## WRITTEN TASK
Find the lines that contain the word "text" and copy each one.

— START OF STORED RECORDS —

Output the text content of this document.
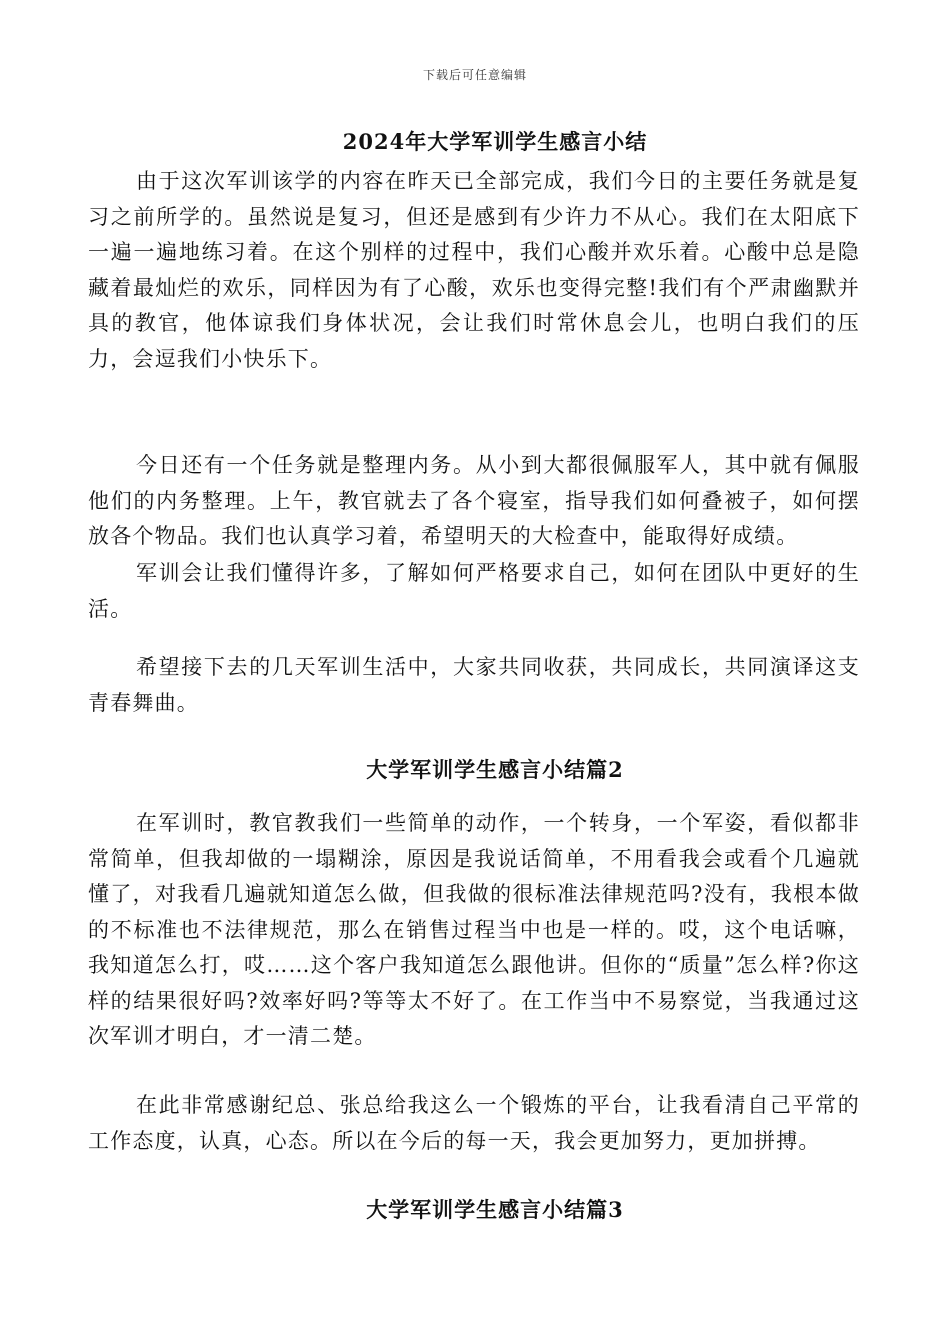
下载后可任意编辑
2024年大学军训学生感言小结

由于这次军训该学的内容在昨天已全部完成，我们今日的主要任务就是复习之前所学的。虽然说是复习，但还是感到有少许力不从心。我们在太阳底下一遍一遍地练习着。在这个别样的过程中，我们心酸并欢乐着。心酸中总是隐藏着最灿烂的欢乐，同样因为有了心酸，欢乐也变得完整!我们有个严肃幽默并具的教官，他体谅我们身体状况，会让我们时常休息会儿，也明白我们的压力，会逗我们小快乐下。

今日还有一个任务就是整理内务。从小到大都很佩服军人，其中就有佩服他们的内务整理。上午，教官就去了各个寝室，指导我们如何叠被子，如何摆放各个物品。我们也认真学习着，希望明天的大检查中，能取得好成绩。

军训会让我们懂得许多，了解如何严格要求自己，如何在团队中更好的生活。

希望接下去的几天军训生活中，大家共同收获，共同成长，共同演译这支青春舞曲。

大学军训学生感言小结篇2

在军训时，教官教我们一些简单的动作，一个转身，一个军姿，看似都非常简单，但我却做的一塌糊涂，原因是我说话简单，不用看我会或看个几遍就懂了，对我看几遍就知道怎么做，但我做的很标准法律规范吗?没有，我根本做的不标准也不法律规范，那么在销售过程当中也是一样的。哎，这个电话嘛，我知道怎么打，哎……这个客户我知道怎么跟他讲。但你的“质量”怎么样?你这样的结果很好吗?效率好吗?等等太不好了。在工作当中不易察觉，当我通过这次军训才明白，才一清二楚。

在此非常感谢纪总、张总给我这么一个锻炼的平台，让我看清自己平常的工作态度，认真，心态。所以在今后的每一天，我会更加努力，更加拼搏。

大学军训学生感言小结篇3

— END OF STORED RECORDS —
— START OF STORED RECORDS —

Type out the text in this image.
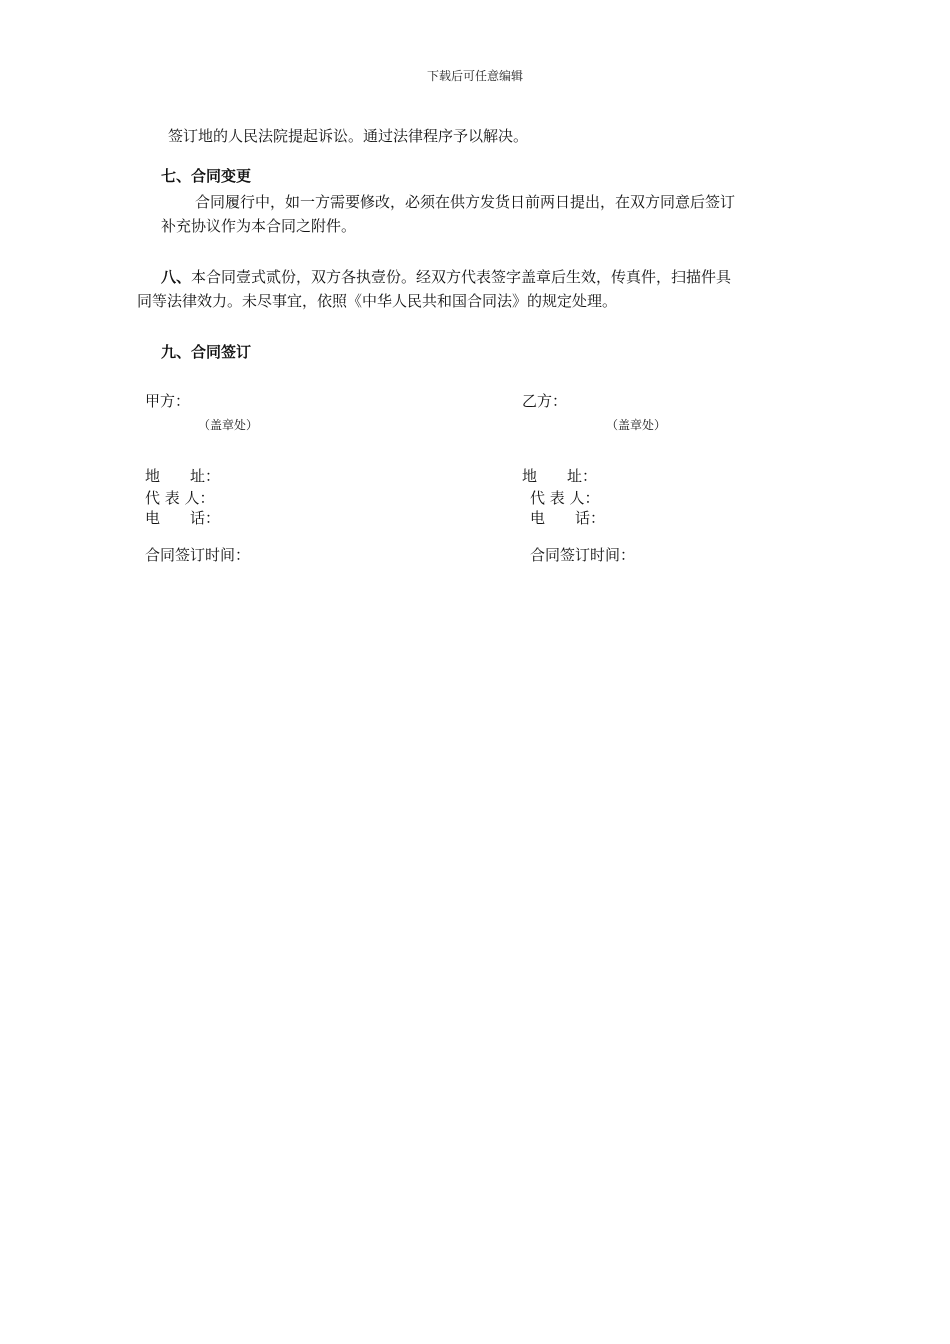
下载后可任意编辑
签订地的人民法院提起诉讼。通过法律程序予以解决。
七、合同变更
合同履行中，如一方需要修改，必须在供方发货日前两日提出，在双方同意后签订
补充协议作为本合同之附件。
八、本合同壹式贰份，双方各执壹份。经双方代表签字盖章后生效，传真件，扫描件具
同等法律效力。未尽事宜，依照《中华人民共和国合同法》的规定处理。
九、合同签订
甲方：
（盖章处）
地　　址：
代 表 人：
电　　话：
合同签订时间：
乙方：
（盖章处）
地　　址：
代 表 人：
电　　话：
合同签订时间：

— END OF STORED RECORDS —

## TASK ANSWER
Output the text content of this document.
Type out the text in this image.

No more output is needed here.